PROBLEM.
Give back the whole listing exactly as shown.

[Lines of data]

● ● ● ●

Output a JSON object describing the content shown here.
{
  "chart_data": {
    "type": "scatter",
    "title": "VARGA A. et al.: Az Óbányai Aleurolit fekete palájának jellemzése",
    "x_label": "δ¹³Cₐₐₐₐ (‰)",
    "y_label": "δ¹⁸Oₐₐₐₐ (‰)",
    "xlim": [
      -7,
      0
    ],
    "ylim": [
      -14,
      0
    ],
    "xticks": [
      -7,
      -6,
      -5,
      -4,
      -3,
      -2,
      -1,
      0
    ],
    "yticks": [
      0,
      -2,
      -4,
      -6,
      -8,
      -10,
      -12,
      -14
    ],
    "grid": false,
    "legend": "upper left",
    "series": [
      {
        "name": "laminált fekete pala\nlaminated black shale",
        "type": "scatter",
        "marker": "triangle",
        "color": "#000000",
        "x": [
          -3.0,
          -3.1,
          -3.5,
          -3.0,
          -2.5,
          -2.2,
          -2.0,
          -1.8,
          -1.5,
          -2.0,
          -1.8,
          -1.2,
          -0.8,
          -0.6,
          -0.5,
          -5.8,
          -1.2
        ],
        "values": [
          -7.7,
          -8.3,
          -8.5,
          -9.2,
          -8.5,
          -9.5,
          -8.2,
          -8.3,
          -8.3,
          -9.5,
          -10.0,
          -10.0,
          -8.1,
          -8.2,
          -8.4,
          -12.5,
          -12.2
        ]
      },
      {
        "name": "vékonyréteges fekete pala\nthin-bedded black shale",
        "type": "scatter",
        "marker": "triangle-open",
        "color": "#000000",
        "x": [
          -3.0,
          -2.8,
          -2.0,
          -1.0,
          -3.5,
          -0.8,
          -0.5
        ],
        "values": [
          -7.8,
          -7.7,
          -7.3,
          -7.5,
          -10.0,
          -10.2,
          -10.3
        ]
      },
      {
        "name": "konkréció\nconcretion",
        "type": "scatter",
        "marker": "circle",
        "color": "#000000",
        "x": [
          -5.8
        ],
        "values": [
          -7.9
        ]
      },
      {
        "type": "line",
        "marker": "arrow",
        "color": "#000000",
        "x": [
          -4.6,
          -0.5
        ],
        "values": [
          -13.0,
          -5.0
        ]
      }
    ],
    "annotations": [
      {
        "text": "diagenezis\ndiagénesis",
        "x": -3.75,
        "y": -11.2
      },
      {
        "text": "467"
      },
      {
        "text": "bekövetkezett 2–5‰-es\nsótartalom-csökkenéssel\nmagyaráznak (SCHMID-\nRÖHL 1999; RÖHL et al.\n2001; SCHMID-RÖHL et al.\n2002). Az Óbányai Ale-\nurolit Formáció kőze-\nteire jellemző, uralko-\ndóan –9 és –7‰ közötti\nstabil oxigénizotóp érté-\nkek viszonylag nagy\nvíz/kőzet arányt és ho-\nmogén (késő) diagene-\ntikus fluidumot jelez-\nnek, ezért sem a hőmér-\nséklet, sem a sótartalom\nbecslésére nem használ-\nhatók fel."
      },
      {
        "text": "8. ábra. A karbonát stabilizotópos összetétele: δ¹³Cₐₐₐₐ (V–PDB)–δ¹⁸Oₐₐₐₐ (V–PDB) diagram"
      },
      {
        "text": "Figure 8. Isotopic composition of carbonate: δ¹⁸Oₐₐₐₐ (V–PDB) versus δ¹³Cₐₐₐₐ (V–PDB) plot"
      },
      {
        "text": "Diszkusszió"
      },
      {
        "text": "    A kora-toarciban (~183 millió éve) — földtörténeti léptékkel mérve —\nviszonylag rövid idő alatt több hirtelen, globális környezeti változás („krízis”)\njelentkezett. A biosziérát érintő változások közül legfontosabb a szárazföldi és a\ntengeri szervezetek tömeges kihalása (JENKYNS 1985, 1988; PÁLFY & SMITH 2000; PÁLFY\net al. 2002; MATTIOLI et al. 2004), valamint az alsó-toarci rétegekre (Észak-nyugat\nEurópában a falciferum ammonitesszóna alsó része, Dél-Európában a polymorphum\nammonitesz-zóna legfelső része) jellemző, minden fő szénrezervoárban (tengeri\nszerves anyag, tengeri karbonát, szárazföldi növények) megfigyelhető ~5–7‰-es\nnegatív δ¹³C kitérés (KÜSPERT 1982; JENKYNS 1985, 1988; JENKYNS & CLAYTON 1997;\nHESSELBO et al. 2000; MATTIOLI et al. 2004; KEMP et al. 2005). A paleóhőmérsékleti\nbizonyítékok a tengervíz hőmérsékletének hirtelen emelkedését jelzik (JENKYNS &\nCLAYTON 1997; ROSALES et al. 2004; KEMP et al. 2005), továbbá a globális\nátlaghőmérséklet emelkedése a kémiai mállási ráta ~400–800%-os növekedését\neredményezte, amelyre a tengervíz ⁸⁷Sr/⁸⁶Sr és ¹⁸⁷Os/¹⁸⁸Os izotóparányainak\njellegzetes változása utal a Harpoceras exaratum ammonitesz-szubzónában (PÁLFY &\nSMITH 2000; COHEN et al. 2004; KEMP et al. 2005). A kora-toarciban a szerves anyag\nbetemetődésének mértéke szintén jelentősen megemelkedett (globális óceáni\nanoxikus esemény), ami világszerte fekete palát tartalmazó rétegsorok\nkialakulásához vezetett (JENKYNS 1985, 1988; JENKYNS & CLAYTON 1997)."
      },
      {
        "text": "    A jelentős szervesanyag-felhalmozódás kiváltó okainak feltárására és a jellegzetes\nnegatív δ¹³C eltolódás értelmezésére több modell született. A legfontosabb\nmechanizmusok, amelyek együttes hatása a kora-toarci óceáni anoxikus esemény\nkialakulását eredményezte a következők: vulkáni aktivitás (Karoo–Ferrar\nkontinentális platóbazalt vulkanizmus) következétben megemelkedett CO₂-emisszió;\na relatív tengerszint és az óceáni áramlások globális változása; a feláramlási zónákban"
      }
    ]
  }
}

● ● ● ●

RESPONSE.
Output a JSON object describing the content shown here.
{
  "chart_data": {
    "type": "scatter",
    "title": "VARGA A. et al.: Az Óbányai Aleurolit fekete palájának jellemzése",
    "x_label": "δ¹³Cₐₐₐₐ (‰)",
    "y_label": "δ¹⁸Oₐₐₐₐ (‰)",
    "xlim": [
      -7,
      0
    ],
    "ylim": [
      -14,
      0
    ],
    "xticks": [
      -7,
      -6,
      -5,
      -4,
      -3,
      -2,
      -1,
      0
    ],
    "yticks": [
      0,
      -2,
      -4,
      -6,
      -8,
      -10,
      -12,
      -14
    ],
    "grid": false,
    "legend": "upper left",
    "series": [
      {
        "name": "laminált fekete pala\nlaminated black shale",
        "type": "scatter",
        "marker": "triangle",
        "color": "#000000",
        "x": [
          -3.0,
          -3.1,
          -3.5,
          -3.0,
          -2.5,
          -2.2,
          -2.0,
          -1.8,
          -1.5,
          -2.0,
          -1.8,
          -1.2,
          -0.8,
          -0.6,
          -0.5,
          -5.8,
          -1.2
        ],
        "values": [
          -7.7,
          -8.3,
          -8.5,
          -9.2,
          -8.5,
          -9.5,
          -8.2,
          -8.3,
          -8.3,
          -9.5,
          -10.0,
          -10.0,
          -8.1,
          -8.2,
          -8.4,
          -12.5,
          -12.2
        ]
      },
      {
        "name": "vékonyréteges fekete pala\nthin-bedded black shale",
        "type": "scatter",
        "marker": "triangle-open",
        "color": "#000000",
        "x": [
          -3.0,
          -2.8,
          -2.0,
          -1.0,
          -3.5,
          -0.8,
          -0.5
        ],
        "values": [
          -7.8,
          -7.7,
          -7.3,
          -7.5,
          -10.0,
          -10.2,
          -10.3
        ]
      },
      {
        "name": "konkréció\nconcretion",
        "type": "scatter",
        "marker": "circle",
        "color": "#000000",
        "x": [
          -5.8
        ],
        "values": [
          -7.9
        ]
      },
      {
        "type": "line",
        "marker": "arrow",
        "color": "#000000",
        "x": [
          -4.6,
          -0.5
        ],
        "values": [
          -13.0,
          -5.0
        ]
      }
    ],
    "annotations": [
      {
        "text": "diagenezis\ndiagénesis",
        "x": -3.75,
        "y": -11.2
      },
      {
        "text": "467"
      },
      {
        "text": "bekövetkezett 2–5‰-es\nsótartalom-csökkenéssel\nmagyaráznak (SCHMID-\nRÖHL 1999; RÖHL et al.\n2001; SCHMID-RÖHL et al.\n2002). Az Óbányai Ale-\nurolit Formáció kőze-\nteire jellemző, uralko-\ndóan –9 és –7‰ közötti\nstabil oxigénizotóp érté-\nkek viszonylag nagy\nvíz/kőzet arányt és ho-\nmogén (késő) diagene-\ntikus fluidumot jelez-\nnek, ezért sem a hőmér-\nséklet, sem a sótartalom\nbecslésére nem használ-\nhatók fel."
      },
      {
        "text": "8. ábra. A karbonát stabilizotópos összetétele: δ¹³Cₐₐₐₐ (V–PDB)–δ¹⁸Oₐₐₐₐ (V–PDB) diagram"
      },
      {
        "text": "Figure 8. Isotopic composition of carbonate: δ¹⁸Oₐₐₐₐ (V–PDB) versus δ¹³Cₐₐₐₐ (V–PDB) plot"
      },
      {
        "text": "Diszkusszió"
      },
      {
        "text": "    A kora-toarciban (~183 millió éve) — földtörténeti léptékkel mérve —\nviszonylag rövid idő alatt több hirtelen, globális környezeti változás („krízis”)\njelentkezett. A biosziérát érintő változások közül legfontosabb a szárazföldi és a\ntengeri szervezetek tömeges kihalása (JENKYNS 1985, 1988; PÁLFY & SMITH 2000; PÁLFY\net al. 2002; MATTIOLI et al. 2004), valamint az alsó-toarci rétegekre (Észak-nyugat\nEurópában a falciferum ammonitesszóna alsó része, Dél-Európában a polymorphum\nammonitesz-zóna legfelső része) jellemző, minden fő szénrezervoárban (tengeri\nszerves anyag, tengeri karbonát, szárazföldi növények) megfigyelhető ~5–7‰-es\nnegatív δ¹³C kitérés (KÜSPERT 1982; JENKYNS 1985, 1988; JENKYNS & CLAYTON 1997;\nHESSELBO et al. 2000; MATTIOLI et al. 2004; KEMP et al. 2005). A paleóhőmérsékleti\nbizonyítékok a tengervíz hőmérsékletének hirtelen emelkedését jelzik (JENKYNS &\nCLAYTON 1997; ROSALES et al. 2004; KEMP et al. 2005), továbbá a globális\nátlaghőmérséklet emelkedése a kémiai mállási ráta ~400–800%-os növekedését\neredményezte, amelyre a tengervíz ⁸⁷Sr/⁸⁶Sr és ¹⁸⁷Os/¹⁸⁸Os izotóparányainak\njellegzetes változása utal a Harpoceras exaratum ammonitesz-szubzónában (PÁLFY &\nSMITH 2000; COHEN et al. 2004; KEMP et al. 2005). A kora-toarciban a szerves anyag\nbetemetődésének mértéke szintén jelentősen megemelkedett (globális óceáni\nanoxikus esemény), ami világszerte fekete palát tartalmazó rétegsorok\nkialakulásához vezetett (JENKYNS 1985, 1988; JENKYNS & CLAYTON 1997)."
      },
      {
        "text": "    A jelentős szervesanyag-felhalmozódás kiváltó okainak feltárására és a jellegzetes\nnegatív δ¹³C eltolódás értelmezésére több modell született. A legfontosabb\nmechanizmusok, amelyek együttes hatása a kora-toarci óceáni anoxikus esemény\nkialakulását eredményezte a következők: vulkáni aktivitás (Karoo–Ferrar\nkontinentális platóbazalt vulkanizmus) következétben megemelkedett CO₂-emisszió;\na relatív tengerszint és az óceáni áramlások globális változása; a feláramlási zónákban"
      }
    ]
  }
}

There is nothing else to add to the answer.